EXERCISE DIRECTIONS
Find every line in the records that holds the string "Yield". Copy each one.
## begin
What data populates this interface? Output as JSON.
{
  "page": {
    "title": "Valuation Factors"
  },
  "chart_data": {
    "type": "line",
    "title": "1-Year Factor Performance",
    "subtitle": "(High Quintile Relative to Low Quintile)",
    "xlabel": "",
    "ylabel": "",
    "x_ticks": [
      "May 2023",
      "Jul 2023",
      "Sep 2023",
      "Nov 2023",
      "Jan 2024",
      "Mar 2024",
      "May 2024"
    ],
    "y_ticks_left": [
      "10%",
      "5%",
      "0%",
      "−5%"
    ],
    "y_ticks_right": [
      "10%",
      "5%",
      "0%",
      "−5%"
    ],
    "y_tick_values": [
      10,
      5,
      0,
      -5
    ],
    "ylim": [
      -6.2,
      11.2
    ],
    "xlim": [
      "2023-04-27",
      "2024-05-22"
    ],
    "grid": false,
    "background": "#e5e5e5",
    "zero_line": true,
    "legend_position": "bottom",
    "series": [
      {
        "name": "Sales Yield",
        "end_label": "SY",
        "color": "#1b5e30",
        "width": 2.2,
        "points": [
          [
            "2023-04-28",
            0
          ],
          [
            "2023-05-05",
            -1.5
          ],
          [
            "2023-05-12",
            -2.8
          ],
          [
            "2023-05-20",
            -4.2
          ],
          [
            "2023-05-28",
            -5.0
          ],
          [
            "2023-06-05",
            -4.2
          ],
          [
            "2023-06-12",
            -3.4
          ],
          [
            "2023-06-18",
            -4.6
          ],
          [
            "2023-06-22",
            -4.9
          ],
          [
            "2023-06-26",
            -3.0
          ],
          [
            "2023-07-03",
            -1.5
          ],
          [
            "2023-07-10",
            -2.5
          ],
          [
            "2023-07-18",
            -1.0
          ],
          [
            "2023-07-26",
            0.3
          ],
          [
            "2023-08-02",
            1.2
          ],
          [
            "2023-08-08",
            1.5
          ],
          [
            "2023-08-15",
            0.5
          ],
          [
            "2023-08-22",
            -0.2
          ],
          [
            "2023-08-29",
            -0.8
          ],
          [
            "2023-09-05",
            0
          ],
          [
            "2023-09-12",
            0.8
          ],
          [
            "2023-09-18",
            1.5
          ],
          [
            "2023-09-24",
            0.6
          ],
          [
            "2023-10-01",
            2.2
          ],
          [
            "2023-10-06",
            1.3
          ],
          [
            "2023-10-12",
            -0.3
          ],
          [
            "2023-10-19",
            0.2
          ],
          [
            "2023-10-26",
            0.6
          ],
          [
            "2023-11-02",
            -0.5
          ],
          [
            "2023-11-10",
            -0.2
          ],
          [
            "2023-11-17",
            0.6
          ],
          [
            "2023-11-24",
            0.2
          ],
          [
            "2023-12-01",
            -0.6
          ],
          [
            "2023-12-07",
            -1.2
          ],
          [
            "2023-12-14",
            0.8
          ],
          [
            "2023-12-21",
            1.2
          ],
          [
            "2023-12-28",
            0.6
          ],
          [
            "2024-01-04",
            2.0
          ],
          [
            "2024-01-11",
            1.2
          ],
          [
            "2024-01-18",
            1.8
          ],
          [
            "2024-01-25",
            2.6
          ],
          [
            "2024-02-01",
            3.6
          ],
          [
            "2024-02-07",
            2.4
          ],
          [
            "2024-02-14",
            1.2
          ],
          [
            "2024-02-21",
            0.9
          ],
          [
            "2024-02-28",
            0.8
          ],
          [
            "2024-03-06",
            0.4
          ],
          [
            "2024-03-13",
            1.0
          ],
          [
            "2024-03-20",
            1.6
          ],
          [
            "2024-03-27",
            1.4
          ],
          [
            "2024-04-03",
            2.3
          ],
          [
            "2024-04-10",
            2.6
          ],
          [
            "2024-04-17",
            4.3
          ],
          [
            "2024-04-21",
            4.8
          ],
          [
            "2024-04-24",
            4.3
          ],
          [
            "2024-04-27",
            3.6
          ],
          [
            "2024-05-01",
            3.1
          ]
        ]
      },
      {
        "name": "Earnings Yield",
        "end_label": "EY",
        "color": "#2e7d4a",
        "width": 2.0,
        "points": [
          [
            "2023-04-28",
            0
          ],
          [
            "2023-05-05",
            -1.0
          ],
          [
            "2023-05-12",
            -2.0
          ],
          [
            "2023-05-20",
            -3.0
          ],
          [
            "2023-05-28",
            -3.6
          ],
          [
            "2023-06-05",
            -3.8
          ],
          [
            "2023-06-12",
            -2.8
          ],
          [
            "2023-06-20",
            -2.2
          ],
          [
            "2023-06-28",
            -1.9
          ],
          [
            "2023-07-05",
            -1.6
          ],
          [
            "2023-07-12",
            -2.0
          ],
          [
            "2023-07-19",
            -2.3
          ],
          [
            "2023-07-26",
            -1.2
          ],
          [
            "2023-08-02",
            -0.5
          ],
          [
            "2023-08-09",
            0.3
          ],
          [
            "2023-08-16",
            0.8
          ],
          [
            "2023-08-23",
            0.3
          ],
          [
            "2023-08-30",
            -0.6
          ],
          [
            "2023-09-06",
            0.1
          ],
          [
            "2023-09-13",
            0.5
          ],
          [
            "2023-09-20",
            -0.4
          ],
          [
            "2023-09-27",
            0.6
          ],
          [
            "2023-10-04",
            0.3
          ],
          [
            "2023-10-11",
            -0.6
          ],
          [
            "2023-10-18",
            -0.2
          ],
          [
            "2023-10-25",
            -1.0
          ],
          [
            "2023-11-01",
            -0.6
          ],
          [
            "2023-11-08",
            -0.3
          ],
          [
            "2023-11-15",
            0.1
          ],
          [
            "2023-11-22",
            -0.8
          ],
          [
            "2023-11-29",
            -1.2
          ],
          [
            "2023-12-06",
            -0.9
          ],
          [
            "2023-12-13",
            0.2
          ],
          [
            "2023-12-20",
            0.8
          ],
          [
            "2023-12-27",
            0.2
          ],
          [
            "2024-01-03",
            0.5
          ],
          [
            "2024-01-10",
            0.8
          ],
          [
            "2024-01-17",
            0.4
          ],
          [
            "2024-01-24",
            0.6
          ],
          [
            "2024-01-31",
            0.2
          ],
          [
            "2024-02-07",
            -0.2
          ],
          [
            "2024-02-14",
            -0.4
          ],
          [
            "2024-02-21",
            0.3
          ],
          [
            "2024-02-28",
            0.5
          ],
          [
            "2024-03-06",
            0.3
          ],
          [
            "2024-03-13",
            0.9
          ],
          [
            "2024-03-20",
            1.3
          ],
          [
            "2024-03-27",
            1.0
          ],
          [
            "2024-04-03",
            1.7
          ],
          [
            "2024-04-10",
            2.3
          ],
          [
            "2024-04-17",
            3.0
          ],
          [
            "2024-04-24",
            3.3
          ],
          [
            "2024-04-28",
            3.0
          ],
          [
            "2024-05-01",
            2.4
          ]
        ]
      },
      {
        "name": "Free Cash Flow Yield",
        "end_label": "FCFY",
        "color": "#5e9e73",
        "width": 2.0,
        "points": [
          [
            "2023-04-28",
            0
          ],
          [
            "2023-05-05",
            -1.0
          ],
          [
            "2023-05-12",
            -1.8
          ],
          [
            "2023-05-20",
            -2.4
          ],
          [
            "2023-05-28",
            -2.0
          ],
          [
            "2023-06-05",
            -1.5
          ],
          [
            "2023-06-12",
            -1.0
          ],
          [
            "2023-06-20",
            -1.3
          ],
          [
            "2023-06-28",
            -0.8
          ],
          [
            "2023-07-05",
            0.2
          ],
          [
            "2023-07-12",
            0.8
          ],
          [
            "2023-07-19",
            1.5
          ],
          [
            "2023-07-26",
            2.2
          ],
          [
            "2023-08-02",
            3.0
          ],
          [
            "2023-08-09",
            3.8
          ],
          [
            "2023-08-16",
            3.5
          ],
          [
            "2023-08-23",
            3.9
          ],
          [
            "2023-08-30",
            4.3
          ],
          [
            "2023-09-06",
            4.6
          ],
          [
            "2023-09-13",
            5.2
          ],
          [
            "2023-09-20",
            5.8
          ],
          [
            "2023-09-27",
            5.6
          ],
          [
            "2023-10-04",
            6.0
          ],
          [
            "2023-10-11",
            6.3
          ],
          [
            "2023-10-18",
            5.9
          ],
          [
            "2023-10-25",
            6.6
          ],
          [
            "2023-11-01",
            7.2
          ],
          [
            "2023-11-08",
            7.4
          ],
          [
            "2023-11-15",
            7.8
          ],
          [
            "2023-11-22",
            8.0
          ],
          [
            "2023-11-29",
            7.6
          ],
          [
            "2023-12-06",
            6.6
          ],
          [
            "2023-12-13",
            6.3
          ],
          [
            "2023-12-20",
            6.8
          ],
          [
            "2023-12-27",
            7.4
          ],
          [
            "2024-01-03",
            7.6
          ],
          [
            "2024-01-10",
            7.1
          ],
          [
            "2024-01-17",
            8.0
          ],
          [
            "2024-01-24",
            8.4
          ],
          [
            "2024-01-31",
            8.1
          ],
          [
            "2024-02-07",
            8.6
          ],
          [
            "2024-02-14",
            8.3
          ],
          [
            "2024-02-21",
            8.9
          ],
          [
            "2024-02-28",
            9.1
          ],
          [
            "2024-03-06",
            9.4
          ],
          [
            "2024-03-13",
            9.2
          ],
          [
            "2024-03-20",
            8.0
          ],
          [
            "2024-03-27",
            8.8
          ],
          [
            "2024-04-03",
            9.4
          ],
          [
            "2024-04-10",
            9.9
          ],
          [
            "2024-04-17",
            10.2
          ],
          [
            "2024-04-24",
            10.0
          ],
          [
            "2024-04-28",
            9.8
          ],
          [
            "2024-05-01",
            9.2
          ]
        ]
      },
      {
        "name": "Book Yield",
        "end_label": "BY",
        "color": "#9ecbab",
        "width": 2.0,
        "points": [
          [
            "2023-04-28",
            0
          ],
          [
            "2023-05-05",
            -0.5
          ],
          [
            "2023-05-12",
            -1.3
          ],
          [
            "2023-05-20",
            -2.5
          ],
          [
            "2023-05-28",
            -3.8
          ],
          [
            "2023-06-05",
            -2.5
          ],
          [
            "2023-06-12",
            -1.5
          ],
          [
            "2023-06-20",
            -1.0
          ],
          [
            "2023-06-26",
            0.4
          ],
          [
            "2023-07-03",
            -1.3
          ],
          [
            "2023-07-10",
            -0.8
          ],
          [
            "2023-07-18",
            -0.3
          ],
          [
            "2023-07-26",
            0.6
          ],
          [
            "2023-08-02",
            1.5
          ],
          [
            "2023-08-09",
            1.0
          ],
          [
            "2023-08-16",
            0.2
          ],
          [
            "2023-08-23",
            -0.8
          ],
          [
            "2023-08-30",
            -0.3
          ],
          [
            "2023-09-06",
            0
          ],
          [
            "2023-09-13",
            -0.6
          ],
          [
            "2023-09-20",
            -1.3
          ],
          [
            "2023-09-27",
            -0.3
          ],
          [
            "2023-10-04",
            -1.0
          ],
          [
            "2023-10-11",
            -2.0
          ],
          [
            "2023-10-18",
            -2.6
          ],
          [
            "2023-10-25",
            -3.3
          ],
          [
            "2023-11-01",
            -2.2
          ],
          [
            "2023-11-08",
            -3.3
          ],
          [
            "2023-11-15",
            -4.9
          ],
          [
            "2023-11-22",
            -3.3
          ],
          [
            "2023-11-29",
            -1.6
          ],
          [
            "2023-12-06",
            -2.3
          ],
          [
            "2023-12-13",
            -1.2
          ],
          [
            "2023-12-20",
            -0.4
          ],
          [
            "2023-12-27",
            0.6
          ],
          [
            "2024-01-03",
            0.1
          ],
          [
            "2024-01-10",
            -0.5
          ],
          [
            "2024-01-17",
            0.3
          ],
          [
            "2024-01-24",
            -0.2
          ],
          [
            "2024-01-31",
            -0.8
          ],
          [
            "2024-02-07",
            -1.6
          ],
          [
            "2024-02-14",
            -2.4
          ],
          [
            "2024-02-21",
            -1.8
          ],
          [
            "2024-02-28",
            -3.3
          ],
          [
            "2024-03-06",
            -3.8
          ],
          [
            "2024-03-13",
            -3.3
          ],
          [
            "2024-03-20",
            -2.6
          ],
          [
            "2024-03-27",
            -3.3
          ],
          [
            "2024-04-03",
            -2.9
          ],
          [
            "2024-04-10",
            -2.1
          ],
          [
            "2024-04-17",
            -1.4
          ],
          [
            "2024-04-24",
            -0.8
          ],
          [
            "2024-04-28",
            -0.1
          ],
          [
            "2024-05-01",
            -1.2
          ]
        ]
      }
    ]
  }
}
## end
WRITTEN REPLY
        "name": "Sales Yield",
        "name": "Earnings Yield",
        "name": "Free Cash Flow Yield",
        "name": "Book Yield",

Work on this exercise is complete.